• [Problems to solve]:
A) Condense the paragraph of the module overview beginning "We have a few objectives" into one shorter sentence that keeps all four goals.
B) According to the module overview, how many influential artworks will each student research and report back on?

• [Text passage]:
┄┄┄┄┄┄┄┄┄┄┄┄┄┄┄┄┄┄┄┄

Module 1 - Analog media

Explore the Module

About this Module

In this module, we’ll take a step back and examine art in the 20th century. Why? For lots of reasons:

These expansions and redefinitions of art and art production forged the way for today’s electronic art and artful digital media.

Learning goals

We have a few objectives. Namely, you’ll start to

  1. Familiarity: become familiar with the world of art, key movements and influential artists;

  2. Response: experience their works and develop your ability to interpret and respond to artworks;

  3. Techniques: understand the styles, aesthetics, processes, techniques and contexts that inform media composition; and

  4. Application: prepare media compositions based on these ideas;

Content and Methods

To learn about the wide range of movements and styles of the 20th century; we’re going to learn from each other. Each of you will research 2 influential artworks and report back. This will help you build familiarity and give us a catalog that we can all draw from (familiarity, techniques.) The review of this catalog will provide groundwork to building your critical response to art (response.) Using your research, you’ll pay homeage to the artist and experiment with adopting their style (application). We’ll return to this with discussion of Shahn’s ‘The Shape of Content’ will take a broader view and help us explore relationships between form and meaning, and artist and context, in modern art (familiarity, response.)

┄┄┄┄┄┄┄┄┄┄┄┄┄┄┄┄┄┄┄┄

• [Dataset extract]:

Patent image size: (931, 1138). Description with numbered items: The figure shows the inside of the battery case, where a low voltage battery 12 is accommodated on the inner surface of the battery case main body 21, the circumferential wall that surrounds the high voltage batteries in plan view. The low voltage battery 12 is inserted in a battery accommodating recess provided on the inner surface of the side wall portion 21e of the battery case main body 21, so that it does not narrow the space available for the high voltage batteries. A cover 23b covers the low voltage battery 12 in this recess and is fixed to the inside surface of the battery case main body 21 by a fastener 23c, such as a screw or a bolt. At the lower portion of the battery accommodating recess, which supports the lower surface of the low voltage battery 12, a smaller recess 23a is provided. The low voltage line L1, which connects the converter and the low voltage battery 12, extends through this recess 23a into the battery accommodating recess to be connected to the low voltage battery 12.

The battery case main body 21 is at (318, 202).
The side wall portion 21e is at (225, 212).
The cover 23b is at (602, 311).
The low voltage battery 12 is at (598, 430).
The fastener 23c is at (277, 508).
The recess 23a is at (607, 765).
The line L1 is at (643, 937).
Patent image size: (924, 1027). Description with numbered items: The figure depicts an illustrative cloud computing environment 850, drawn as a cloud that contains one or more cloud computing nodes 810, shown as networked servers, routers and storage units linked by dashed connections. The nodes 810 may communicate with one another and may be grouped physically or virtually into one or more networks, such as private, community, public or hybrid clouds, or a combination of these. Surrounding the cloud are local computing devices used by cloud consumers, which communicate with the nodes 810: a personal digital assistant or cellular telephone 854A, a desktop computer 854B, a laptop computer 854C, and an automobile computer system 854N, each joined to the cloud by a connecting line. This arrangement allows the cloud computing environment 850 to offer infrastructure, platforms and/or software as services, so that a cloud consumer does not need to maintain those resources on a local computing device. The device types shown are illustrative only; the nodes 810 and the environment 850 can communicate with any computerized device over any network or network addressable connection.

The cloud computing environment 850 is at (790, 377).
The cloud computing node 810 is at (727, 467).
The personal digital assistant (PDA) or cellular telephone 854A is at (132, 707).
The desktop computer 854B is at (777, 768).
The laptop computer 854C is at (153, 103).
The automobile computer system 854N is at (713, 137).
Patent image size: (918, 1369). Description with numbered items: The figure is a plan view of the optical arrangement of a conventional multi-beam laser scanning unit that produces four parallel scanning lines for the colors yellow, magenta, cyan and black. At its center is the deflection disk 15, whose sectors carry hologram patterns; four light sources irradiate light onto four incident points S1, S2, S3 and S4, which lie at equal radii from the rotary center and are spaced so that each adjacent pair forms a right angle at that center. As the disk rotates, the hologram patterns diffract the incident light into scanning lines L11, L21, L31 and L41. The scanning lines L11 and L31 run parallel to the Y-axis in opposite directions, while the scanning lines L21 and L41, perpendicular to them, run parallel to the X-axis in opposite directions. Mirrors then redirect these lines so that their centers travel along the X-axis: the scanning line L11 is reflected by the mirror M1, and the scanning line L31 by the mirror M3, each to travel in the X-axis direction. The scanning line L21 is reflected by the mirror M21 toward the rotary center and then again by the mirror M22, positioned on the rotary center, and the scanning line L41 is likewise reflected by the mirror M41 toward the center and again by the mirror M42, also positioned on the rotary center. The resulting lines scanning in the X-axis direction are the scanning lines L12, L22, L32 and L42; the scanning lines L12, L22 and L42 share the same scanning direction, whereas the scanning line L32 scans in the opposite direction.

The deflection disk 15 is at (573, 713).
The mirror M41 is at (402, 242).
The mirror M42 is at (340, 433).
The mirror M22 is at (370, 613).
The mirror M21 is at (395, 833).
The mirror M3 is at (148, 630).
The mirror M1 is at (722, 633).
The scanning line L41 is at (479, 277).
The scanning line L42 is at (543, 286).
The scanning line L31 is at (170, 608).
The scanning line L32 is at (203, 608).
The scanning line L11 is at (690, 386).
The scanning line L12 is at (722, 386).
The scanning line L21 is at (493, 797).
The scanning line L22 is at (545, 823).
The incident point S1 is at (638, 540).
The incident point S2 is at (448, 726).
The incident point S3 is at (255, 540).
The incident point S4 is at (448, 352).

┄┄┄┄┄┄┄┄┄┄┄┄┄┄┄┄┄┄┄┄

• [Outputs]:
A) The module aims for students to become familiar with the art world, its key movements and influential artists; to interpret and respond to artworks; to understand the styles, aesthetics, processes, techniques and contexts behind media composition; and to prepare media compositions based on these ideas.

B) Two influential artworks.